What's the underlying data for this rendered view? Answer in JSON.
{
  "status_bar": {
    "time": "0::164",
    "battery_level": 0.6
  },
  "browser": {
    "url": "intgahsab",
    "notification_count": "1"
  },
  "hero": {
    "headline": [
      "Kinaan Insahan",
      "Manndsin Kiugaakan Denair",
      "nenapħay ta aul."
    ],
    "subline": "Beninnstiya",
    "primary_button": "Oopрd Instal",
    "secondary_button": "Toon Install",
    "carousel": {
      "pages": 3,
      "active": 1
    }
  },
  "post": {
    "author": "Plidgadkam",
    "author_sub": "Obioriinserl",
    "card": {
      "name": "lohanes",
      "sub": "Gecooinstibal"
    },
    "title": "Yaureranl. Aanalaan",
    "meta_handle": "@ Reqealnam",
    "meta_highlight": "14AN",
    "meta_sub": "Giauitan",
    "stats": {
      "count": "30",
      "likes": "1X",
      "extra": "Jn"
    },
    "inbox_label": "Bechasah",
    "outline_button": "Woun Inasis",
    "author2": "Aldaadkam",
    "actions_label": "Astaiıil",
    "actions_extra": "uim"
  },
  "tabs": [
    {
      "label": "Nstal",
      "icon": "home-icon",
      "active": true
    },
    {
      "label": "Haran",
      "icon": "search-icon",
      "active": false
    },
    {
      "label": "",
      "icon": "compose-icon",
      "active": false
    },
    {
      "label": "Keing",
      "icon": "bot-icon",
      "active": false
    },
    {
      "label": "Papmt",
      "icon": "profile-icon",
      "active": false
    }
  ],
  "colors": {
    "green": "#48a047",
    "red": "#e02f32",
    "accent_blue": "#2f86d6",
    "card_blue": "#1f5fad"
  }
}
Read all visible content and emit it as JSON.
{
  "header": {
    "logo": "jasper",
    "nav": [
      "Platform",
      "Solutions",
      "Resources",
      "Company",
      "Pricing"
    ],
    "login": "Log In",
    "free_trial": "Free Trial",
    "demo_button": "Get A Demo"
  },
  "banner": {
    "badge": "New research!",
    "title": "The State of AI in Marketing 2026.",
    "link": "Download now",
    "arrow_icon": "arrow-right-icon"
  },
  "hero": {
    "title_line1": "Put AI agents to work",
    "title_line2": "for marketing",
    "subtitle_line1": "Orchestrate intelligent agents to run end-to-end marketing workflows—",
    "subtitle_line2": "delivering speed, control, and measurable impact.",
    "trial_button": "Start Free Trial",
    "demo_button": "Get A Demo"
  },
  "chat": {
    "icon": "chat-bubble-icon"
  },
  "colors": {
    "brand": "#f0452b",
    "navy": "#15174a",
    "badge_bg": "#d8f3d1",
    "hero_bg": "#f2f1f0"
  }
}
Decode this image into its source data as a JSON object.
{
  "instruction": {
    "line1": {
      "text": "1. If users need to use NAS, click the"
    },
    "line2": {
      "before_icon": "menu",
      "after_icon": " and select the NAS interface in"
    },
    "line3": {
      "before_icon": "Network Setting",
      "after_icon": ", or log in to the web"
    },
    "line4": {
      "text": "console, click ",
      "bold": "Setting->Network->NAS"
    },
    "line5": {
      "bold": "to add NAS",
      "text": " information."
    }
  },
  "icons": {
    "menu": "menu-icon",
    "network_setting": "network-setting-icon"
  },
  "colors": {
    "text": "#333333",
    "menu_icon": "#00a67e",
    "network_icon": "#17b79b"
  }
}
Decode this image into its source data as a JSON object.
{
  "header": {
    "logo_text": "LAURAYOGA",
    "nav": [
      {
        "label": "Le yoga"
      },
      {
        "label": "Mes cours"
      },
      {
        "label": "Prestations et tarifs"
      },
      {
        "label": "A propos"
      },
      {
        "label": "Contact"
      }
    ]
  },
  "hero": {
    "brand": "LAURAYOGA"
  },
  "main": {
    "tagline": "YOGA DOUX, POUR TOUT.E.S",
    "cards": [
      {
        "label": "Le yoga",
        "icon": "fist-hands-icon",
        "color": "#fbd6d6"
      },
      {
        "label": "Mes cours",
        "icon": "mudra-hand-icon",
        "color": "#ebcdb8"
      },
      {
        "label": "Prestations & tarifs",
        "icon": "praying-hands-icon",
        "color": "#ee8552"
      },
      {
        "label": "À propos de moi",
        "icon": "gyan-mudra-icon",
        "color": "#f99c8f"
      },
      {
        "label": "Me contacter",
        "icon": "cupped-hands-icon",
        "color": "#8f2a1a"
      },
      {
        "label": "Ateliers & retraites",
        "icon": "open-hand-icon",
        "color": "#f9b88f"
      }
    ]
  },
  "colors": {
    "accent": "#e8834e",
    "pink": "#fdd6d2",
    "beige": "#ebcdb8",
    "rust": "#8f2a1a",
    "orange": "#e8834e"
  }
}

****************

To do: Take every line containing the word "Prestations" and copy it.

Answer for this exercise:
        "label": "Prestations et tarifs"
        "label": "Prestations & tarifs",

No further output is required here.